- [TEXT]:
[Start of Attachment]

[Embargoed for release until Sunday, Nov. 9, 4:00 PM ET, to coincide with a presentation at the Society for Neuroscience conference in New Orleans.]
AGE-RELATED DECREASE IN PHYSICAL ABILITY MAY BE IN THE GENES
NEW ORLEANS A new study in mice suggests that declines in physical functioning as we age may be controlled by a handful of genes.
Scientists used to think that physical malfunctions due to aging were caused by a decline in all cells, but newer views suggest that this isn't the case. Rather, the aging process appears to trigger some definite genetic changes in the brain, said Andrej Rotter, the study's lead author and a professor of both pharmacology and neuroscience at Ohio State University.
He and his colleagues compared genes expressed in the cerebellum the area of the brain that controls posture, balance and muscle movement of adult and aged mice.
“A number of elderly people die each year from injuries related to falling,” Rotter said. “Falling down implies a loss of both motor control and sense of balance, properties that are both associated with the cerebellum. We think there may be specific genes involved in this loss of function.”

[End of Attachment]

- [INFORMATION PROVIDED]:
[Start of Attachment]

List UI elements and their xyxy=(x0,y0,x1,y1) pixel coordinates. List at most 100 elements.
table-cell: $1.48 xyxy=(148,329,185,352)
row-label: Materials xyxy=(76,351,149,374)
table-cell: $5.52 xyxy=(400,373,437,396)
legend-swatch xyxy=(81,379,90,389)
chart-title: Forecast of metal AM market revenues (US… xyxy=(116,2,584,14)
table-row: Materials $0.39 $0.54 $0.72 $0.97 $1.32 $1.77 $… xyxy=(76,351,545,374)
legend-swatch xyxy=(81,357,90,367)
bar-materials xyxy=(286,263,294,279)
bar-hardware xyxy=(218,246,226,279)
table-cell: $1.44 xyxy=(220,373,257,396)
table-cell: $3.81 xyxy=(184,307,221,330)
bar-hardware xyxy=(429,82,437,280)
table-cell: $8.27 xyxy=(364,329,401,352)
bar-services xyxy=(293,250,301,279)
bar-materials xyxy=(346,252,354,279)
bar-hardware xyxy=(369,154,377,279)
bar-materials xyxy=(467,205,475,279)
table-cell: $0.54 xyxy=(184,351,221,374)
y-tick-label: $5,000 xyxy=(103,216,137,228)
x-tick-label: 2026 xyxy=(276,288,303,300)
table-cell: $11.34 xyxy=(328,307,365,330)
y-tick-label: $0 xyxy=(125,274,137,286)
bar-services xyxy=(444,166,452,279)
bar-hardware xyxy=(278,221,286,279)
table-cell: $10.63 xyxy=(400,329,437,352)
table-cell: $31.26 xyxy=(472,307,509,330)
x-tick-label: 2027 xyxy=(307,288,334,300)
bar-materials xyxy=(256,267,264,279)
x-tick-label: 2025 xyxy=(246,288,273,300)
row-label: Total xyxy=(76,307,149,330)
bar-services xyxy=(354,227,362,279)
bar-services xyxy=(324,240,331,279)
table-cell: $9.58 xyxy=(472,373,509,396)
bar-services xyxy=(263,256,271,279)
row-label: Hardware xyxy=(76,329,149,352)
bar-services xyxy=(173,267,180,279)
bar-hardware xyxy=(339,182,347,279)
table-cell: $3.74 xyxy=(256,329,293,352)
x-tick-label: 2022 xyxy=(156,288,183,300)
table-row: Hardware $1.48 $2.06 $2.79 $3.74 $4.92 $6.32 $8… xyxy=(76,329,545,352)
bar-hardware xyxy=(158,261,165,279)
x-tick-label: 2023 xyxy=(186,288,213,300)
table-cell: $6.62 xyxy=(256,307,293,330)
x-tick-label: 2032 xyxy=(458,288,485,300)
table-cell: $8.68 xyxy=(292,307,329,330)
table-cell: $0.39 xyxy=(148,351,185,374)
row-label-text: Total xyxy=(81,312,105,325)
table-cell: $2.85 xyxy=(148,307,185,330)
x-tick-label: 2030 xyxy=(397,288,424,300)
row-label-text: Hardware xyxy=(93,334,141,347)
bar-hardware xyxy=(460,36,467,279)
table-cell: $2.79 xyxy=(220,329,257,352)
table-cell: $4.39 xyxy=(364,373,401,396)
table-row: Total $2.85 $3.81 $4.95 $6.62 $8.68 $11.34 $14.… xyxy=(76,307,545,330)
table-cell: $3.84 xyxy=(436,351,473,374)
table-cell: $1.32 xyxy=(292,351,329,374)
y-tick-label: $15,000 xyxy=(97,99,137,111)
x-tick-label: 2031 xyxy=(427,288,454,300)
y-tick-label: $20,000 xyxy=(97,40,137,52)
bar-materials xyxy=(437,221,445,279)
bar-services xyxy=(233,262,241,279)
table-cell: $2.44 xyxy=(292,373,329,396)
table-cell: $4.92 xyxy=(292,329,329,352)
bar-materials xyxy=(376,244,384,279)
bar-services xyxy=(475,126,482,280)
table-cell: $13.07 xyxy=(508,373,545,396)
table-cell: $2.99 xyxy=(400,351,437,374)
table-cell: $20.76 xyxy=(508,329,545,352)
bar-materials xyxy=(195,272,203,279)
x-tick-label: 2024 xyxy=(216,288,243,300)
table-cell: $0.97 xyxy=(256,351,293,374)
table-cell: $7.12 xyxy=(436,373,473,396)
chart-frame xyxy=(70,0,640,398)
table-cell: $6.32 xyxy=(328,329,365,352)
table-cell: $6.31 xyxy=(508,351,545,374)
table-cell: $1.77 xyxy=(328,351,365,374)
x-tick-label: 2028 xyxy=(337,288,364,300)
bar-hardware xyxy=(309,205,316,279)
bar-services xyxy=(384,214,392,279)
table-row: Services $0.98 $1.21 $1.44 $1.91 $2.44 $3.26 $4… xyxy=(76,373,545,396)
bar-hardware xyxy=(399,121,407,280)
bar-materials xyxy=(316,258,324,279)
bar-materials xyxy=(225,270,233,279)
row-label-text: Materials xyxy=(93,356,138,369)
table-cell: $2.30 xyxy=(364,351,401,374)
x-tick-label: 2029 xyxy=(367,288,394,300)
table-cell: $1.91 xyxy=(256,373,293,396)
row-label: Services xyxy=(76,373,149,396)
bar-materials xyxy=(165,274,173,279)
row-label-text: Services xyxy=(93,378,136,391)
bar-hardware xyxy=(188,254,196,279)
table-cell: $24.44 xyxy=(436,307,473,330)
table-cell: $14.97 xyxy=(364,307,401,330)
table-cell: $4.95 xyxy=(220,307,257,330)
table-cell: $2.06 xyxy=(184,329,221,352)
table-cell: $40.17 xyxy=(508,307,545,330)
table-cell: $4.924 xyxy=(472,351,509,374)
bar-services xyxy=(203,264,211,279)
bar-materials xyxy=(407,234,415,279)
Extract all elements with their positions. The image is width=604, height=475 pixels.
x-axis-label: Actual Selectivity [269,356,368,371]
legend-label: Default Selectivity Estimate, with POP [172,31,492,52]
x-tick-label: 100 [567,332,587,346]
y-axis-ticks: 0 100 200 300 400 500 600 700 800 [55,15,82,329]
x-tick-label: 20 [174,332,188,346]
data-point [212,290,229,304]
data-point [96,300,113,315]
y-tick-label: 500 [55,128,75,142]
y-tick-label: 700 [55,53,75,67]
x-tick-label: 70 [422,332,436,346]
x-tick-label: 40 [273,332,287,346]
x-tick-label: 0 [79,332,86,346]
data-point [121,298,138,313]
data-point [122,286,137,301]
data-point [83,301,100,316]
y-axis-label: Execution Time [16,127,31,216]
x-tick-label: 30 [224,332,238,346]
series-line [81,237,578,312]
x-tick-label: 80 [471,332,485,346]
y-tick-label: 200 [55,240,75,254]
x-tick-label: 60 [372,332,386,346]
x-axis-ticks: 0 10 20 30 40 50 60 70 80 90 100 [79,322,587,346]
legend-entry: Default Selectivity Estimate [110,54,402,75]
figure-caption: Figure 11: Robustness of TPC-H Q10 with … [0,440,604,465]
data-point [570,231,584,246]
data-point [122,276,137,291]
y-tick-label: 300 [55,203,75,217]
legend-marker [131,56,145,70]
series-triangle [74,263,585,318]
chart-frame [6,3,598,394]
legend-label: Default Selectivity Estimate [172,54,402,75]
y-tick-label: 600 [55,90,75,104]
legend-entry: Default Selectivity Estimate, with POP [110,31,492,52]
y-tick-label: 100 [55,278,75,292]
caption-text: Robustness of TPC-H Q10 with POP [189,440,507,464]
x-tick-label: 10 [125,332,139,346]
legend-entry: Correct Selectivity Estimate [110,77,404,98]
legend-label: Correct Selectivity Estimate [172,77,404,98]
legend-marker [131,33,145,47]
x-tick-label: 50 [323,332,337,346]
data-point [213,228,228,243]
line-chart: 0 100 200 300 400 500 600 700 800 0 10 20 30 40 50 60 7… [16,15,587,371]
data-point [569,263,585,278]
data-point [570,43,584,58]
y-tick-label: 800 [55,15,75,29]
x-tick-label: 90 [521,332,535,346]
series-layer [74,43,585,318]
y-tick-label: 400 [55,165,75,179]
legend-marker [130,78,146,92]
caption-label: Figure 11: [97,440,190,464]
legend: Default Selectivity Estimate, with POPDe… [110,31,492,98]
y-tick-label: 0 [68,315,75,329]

[End of Attachment]

- [WHAT YOU NEED TO DO]:
1. In the press release on age-related physical decline, which area of the brain did the researchers study to compare gene expression?
2. Decide whether each statement agrees with the press release on age-related physical decline. Answer yes or no and quote the deciding words of the release.
(a) The study was carried out in mice.
(b) Andrej Rotter is a professor of pharmacology only.
(c) The researchers compared genes of young and adult mice.
3. Write the next part of the press release on age-related decline in physical ability, starting after its last paragraph.

- [ANSWER SECTION]:
1. The cerebellum, the area that controls posture, balance and muscle movement.

2.
(a) Yes: "A new study in mice suggests that declines in physical functioning as we age may be controlled by a handful of genes."
(b) No: "a professor of both pharmacology and neuroscience at Ohio State University."
(c) No: "of adult and aged mice."

3.
While the researchers are just beginning to uncover the differences between genes expressed in the cerebella of young and old mice, they're surprised with what they've found so far.
For instance, they found sizable decreases in the expression of genes that produce growth hormone, which is key to growth and development, and in prolactin, a hormone that stimulates milk production and also helps maintain the immune system. Growth hormone gene expression was nearly 10 times higher in the young mouse cerebellum, while prolactin gene expression was nearly 15 times higher in young mice.
"We don't know what role either hormone plays in the cerebellum, but the fact that there was such a drastic decrease in the hormones between the young and old mice means they represent genes that should be studied further," Rotter said.
The researchers presented their results on November 9 in New Orleans at the annual Society for Neuroscience meeting.
They analyzed gene expression in the mouse cerebellum using serial analysis of gene expression (SAGE), a powerful tool that lets researchers count the number of times a gene tag, or short sequence of DNA, appears in a given tissue. The more often a tag appears, the more that particular gene is expressed in the tissue. The researchers then compared these tags to a database of mouse cerebellum tags run by the National Institutes of Health.
Unlike other DNA analysis techniques that are useful only for analyzing known genes, SAGE quantifies known and unknown genes.
"That's really the great advantage of SAGE," Rotter said. "If we don't find an entry for a tag sequence on the NIH database, then we may have found an unknown gene that could be important in some process.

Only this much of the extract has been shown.